* WRITTEN TASK
Repeat the material below word for word and leave out all pictures.

Figure record extracts:

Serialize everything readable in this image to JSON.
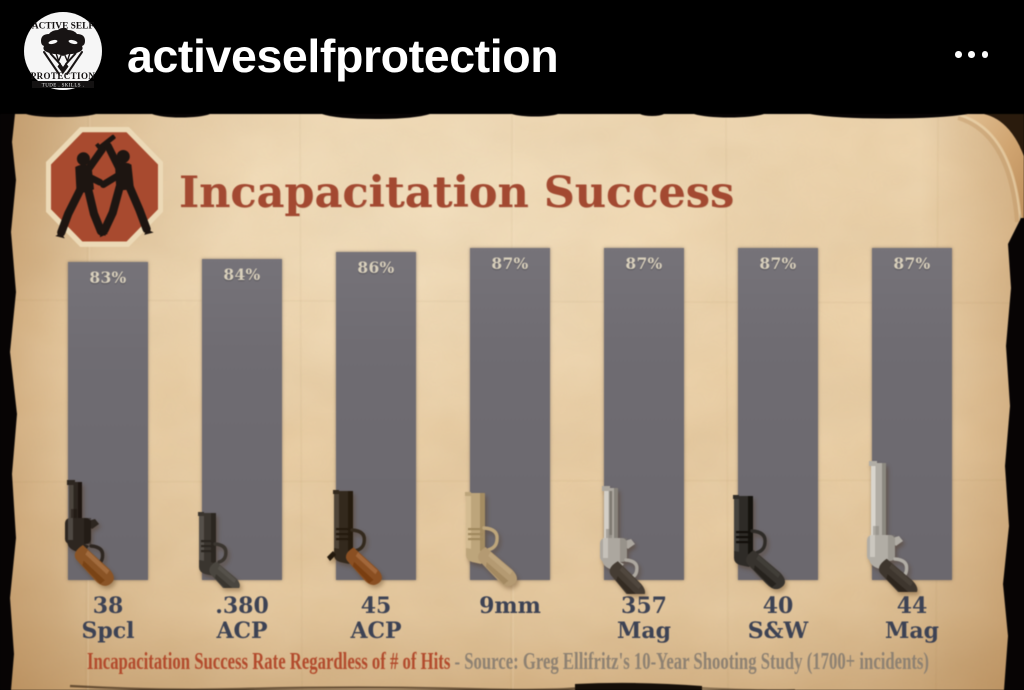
{
  "header": {
    "username": "activeselfprotection",
    "avatar": {
      "icon": "viper-snake-logo",
      "arc_text": "ACTIVE SELF",
      "name_text": "PROTECTION",
      "banner_text": "TUDE . SKILLS ."
    },
    "more_options_icon": "ellipsis-icon"
  },
  "post": {
    "badge_icon": "stop-octagon-fighting-figures-icon",
    "title": "Incapacitation Success",
    "caption_red": "Incapacitation Success Rate Regardless of # of Hits",
    "caption_gray": " - Source: Greg Ellifritz's 10-Year Shooting Study (1700+ incidents)"
  },
  "chart_data": {
    "type": "bar",
    "title": "Incapacitation Success",
    "unit": "%",
    "values": [
      83,
      84,
      86,
      87,
      87,
      87,
      87
    ],
    "value_labels": [
      "83%",
      "84%",
      "86%",
      "87%",
      "87%",
      "87%",
      "87%"
    ],
    "categories": [
      {
        "line1": "38",
        "line2": "Spcl",
        "gun_icon": "snub-revolver-icon",
        "gun_metal": "#2d2620",
        "gun_grip": "#8a5426"
      },
      {
        "line1": ".380",
        "line2": "ACP",
        "gun_icon": "compact-pistol-icon",
        "gun_metal": "#3a352f",
        "gun_grip": "#4a463f"
      },
      {
        "line1": "45",
        "line2": "ACP",
        "gun_icon": "1911-pistol-icon",
        "gun_metal": "#33291d",
        "gun_grip": "#8a4f22"
      },
      {
        "line1": "9mm",
        "line2": "",
        "gun_icon": "modern-pistol-icon",
        "gun_metal": "#bda57b",
        "gun_grip": "#b49a72"
      },
      {
        "line1": "357",
        "line2": "Mag",
        "gun_icon": "vented-revolver-icon",
        "gun_metal": "#aca79f",
        "gun_grip": "#453c33"
      },
      {
        "line1": "40",
        "line2": "S&W",
        "gun_icon": "modern-pistol-icon",
        "gun_metal": "#2e2b27",
        "gun_grip": "#37332e"
      },
      {
        "line1": "44",
        "line2": "Mag",
        "gun_icon": "magnum-revolver-icon",
        "gun_metal": "#b1ada5",
        "gun_grip": "#3e362e"
      }
    ],
    "legend": null,
    "gridlines": false,
    "bar_color": "#6f6c72",
    "note": "stylized infographic; bar heights nearly equal"
  },
  "colors": {
    "header_bg": "#000000",
    "parchment": "#eacfa6",
    "bar": "#6f6c72",
    "title_red": "#a34931",
    "label_navy": "#3c4254",
    "caption_red": "#b24a2c",
    "caption_gray": "#8d8172"
  }
}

* WRITTEN REPLY
Serialize everything readable in this image to JSON.
{
  "header": {
    "username": "activeselfprotection",
    "avatar": {
      "icon": "viper-snake-logo",
      "arc_text": "ACTIVE SELF",
      "name_text": "PROTECTION",
      "banner_text": "TUDE . SKILLS ."
    },
    "more_options_icon": "ellipsis-icon"
  },
  "post": {
    "badge_icon": "stop-octagon-fighting-figures-icon",
    "title": "Incapacitation Success",
    "caption_red": "Incapacitation Success Rate Regardless of # of Hits",
    "caption_gray": " - Source: Greg Ellifritz's 10-Year Shooting Study (1700+ incidents)"
  },
  "chart_data": {
    "type": "bar",
    "title": "Incapacitation Success",
    "unit": "%",
    "values": [
      83,
      84,
      86,
      87,
      87,
      87,
      87
    ],
    "value_labels": [
      "83%",
      "84%",
      "86%",
      "87%",
      "87%",
      "87%",
      "87%"
    ],
    "categories": [
      {
        "line1": "38",
        "line2": "Spcl",
        "gun_icon": "snub-revolver-icon",
        "gun_metal": "#2d2620",
        "gun_grip": "#8a5426"
      },
      {
        "line1": ".380",
        "line2": "ACP",
        "gun_icon": "compact-pistol-icon",
        "gun_metal": "#3a352f",
        "gun_grip": "#4a463f"
      },
      {
        "line1": "45",
        "line2": "ACP",
        "gun_icon": "1911-pistol-icon",
        "gun_metal": "#33291d",
        "gun_grip": "#8a4f22"
      },
      {
        "line1": "9mm",
        "line2": "",
        "gun_icon": "modern-pistol-icon",
        "gun_metal": "#bda57b",
        "gun_grip": "#b49a72"
      },
      {
        "line1": "357",
        "line2": "Mag",
        "gun_icon": "vented-revolver-icon",
        "gun_metal": "#aca79f",
        "gun_grip": "#453c33"
      },
      {
        "line1": "40",
        "line2": "S&W",
        "gun_icon": "modern-pistol-icon",
        "gun_metal": "#2e2b27",
        "gun_grip": "#37332e"
      },
      {
        "line1": "44",
        "line2": "Mag",
        "gun_icon": "magnum-revolver-icon",
        "gun_metal": "#b1ada5",
        "gun_grip": "#3e362e"
      }
    ],
    "legend": null,
    "gridlines": false,
    "bar_color": "#6f6c72",
    "note": "stylized infographic; bar heights nearly equal"
  },
  "colors": {
    "header_bg": "#000000",
    "parchment": "#eacfa6",
    "bar": "#6f6c72",
    "title_red": "#a34931",
    "label_navy": "#3c4254",
    "caption_red": "#b24a2c",
    "caption_gray": "#8d8172"
  }
}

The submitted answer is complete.